====== Excerpted records
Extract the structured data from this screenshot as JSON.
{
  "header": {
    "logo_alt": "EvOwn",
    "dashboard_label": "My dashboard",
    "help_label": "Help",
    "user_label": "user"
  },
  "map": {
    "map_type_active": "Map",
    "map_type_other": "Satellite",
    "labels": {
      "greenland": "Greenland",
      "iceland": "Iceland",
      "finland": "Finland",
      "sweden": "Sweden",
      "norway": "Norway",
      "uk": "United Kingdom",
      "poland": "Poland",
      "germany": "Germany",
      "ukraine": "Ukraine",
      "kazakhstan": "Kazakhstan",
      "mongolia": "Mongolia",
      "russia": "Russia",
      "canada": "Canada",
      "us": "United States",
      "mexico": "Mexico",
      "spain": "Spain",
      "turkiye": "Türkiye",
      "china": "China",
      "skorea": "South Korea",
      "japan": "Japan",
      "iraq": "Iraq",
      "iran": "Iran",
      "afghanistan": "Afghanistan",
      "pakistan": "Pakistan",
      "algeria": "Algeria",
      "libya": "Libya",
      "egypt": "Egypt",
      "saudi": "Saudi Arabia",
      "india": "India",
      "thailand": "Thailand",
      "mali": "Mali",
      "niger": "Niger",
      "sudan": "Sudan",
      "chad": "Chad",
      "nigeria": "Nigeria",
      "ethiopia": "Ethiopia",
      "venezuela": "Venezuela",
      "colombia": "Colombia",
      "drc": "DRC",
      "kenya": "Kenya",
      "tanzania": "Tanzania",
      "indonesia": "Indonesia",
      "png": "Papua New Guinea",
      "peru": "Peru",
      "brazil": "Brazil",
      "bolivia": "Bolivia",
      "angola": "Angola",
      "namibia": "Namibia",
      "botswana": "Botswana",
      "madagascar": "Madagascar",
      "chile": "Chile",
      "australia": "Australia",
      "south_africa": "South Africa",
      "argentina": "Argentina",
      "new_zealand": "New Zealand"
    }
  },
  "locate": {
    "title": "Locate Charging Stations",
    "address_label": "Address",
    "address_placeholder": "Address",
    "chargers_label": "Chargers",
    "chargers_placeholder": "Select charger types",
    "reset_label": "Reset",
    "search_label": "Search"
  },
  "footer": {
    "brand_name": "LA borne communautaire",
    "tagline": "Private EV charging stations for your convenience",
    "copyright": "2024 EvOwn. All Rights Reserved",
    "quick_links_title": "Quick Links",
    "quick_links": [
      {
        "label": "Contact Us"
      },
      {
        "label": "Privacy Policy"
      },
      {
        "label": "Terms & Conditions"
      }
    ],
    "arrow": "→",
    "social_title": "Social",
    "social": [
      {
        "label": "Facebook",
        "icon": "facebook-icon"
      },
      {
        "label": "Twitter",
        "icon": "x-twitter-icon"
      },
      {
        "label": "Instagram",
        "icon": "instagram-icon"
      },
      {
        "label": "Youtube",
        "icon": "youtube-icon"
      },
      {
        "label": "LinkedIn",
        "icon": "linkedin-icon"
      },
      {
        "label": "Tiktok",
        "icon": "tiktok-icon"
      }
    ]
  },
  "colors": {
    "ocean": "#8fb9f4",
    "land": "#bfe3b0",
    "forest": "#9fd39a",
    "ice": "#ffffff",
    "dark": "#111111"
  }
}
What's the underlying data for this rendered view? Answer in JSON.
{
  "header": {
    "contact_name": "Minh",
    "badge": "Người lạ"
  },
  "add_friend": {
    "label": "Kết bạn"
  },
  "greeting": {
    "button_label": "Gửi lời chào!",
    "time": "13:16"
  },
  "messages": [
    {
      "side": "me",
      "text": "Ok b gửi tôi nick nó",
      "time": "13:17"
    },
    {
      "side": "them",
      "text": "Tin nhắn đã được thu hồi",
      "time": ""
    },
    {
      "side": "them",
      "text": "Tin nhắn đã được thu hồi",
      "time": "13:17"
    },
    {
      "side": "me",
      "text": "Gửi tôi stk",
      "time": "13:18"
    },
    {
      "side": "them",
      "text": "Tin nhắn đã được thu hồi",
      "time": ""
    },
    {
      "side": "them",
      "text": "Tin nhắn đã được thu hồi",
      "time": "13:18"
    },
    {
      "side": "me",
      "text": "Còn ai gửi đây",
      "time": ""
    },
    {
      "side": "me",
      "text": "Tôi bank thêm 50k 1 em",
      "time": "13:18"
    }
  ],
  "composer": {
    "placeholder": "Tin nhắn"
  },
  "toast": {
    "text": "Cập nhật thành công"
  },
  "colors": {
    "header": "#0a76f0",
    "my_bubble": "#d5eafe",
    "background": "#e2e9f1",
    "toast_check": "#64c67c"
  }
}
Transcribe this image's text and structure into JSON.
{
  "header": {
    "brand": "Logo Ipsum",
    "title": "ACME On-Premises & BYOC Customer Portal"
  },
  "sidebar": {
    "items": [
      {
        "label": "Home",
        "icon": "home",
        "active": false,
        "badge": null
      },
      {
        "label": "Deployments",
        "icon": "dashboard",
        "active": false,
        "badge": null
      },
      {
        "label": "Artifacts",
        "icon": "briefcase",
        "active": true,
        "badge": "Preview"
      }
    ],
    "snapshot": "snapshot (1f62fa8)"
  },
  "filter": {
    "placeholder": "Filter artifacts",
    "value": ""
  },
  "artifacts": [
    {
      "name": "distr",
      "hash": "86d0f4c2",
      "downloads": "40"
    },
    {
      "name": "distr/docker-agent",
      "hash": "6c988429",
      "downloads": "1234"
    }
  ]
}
============
## Directive
Print the complete listing again, exactly as it stands.

## Reply to the exercise
Extract the structured data from this screenshot as JSON.
{
  "header": {
    "logo_alt": "EvOwn",
    "dashboard_label": "My dashboard",
    "help_label": "Help",
    "user_label": "user"
  },
  "map": {
    "map_type_active": "Map",
    "map_type_other": "Satellite",
    "labels": {
      "greenland": "Greenland",
      "iceland": "Iceland",
      "finland": "Finland",
      "sweden": "Sweden",
      "norway": "Norway",
      "uk": "United Kingdom",
      "poland": "Poland",
      "germany": "Germany",
      "ukraine": "Ukraine",
      "kazakhstan": "Kazakhstan",
      "mongolia": "Mongolia",
      "russia": "Russia",
      "canada": "Canada",
      "us": "United States",
      "mexico": "Mexico",
      "spain": "Spain",
      "turkiye": "Türkiye",
      "china": "China",
      "skorea": "South Korea",
      "japan": "Japan",
      "iraq": "Iraq",
      "iran": "Iran",
      "afghanistan": "Afghanistan",
      "pakistan": "Pakistan",
      "algeria": "Algeria",
      "libya": "Libya",
      "egypt": "Egypt",
      "saudi": "Saudi Arabia",
      "india": "India",
      "thailand": "Thailand",
      "mali": "Mali",
      "niger": "Niger",
      "sudan": "Sudan",
      "chad": "Chad",
      "nigeria": "Nigeria",
      "ethiopia": "Ethiopia",
      "venezuela": "Venezuela",
      "colombia": "Colombia",
      "drc": "DRC",
      "kenya": "Kenya",
      "tanzania": "Tanzania",
      "indonesia": "Indonesia",
      "png": "Papua New Guinea",
      "peru": "Peru",
      "brazil": "Brazil",
      "bolivia": "Bolivia",
      "angola": "Angola",
      "namibia": "Namibia",
      "botswana": "Botswana",
      "madagascar": "Madagascar",
      "chile": "Chile",
      "australia": "Australia",
      "south_africa": "South Africa",
      "argentina": "Argentina",
      "new_zealand": "New Zealand"
    }
  },
  "locate": {
    "title": "Locate Charging Stations",
    "address_label": "Address",
    "address_placeholder": "Address",
    "chargers_label": "Chargers",
    "chargers_placeholder": "Select charger types",
    "reset_label": "Reset",
    "search_label": "Search"
  },
  "footer": {
    "brand_name": "LA borne communautaire",
    "tagline": "Private EV charging stations for your convenience",
    "copyright": "2024 EvOwn. All Rights Reserved",
    "quick_links_title": "Quick Links",
    "quick_links": [
      {
        "label": "Contact Us"
      },
      {
        "label": "Privacy Policy"
      },
      {
        "label": "Terms & Conditions"
      }
    ],
    "arrow": "→",
    "social_title": "Social",
    "social": [
      {
        "label": "Facebook",
        "icon": "facebook-icon"
      },
      {
        "label": "Twitter",
        "icon": "x-twitter-icon"
      },
      {
        "label": "Instagram",
        "icon": "instagram-icon"
      },
      {
        "label": "Youtube",
        "icon": "youtube-icon"
      },
      {
        "label": "LinkedIn",
        "icon": "linkedin-icon"
      },
      {
        "label": "Tiktok",
        "icon": "tiktok-icon"
      }
    ]
  },
  "colors": {
    "ocean": "#8fb9f4",
    "land": "#bfe3b0",
    "forest": "#9fd39a",
    "ice": "#ffffff",
    "dark": "#111111"
  }
}
What's the underlying data for this rendered view? Answer in JSON.
{
  "header": {
    "contact_name": "Minh",
    "badge": "Người lạ"
  },
  "add_friend": {
    "label": "Kết bạn"
  },
  "greeting": {
    "button_label": "Gửi lời chào!",
    "time": "13:16"
  },
  "messages": [
    {
      "side": "me",
      "text": "Ok b gửi tôi nick nó",
      "time": "13:17"
    },
    {
      "side": "them",
      "text": "Tin nhắn đã được thu hồi",
      "time": ""
    },
    {
      "side": "them",
      "text": "Tin nhắn đã được thu hồi",
      "time": "13:17"
    },
    {
      "side": "me",
      "text": "Gửi tôi stk",
      "time": "13:18"
    },
    {
      "side": "them",
      "text": "Tin nhắn đã được thu hồi",
      "time": ""
    },
    {
      "side": "them",
      "text": "Tin nhắn đã được thu hồi",
      "time": "13:18"
    },
    {
      "side": "me",
      "text": "Còn ai gửi đây",
      "time": ""
    },
    {
      "side": "me",
      "text": "Tôi bank thêm 50k 1 em",
      "time": "13:18"
    }
  ],
  "composer": {
    "placeholder": "Tin nhắn"
  },
  "toast": {
    "text": "Cập nhật thành công"
  },
  "colors": {
    "header": "#0a76f0",
    "my_bubble": "#d5eafe",
    "background": "#e2e9f1",
    "toast_check": "#64c67c"
  }
}
Transcribe this image's text and structure into JSON.
{
  "header": {
    "brand": "Logo Ipsum",
    "title": "ACME On-Premises & BYOC Customer Portal"
  },
  "sidebar": {
    "items": [
      {
        "label": "Home",
        "icon": "home",
        "active": false,
        "badge": null
      },
      {
        "label": "Deployments",
        "icon": "dashboard",
        "active": false,
        "badge": null
      },
      {
        "label": "Artifacts",
        "icon": "briefcase",
        "active": true,
        "badge": "Preview"
      }
    ],
    "snapshot": "snapshot (1f62fa8)"
  },
  "filter": {
    "placeholder": "Filter artifacts",
    "value": ""
  },
  "artifacts": [
    {
      "name": "distr",
      "hash": "86d0f4c2",
      "downloads": "40"
    },
    {
      "name": "distr/docker-agent",
      "hash": "6c988429",
      "downloads": "1234"
    }
  ]
}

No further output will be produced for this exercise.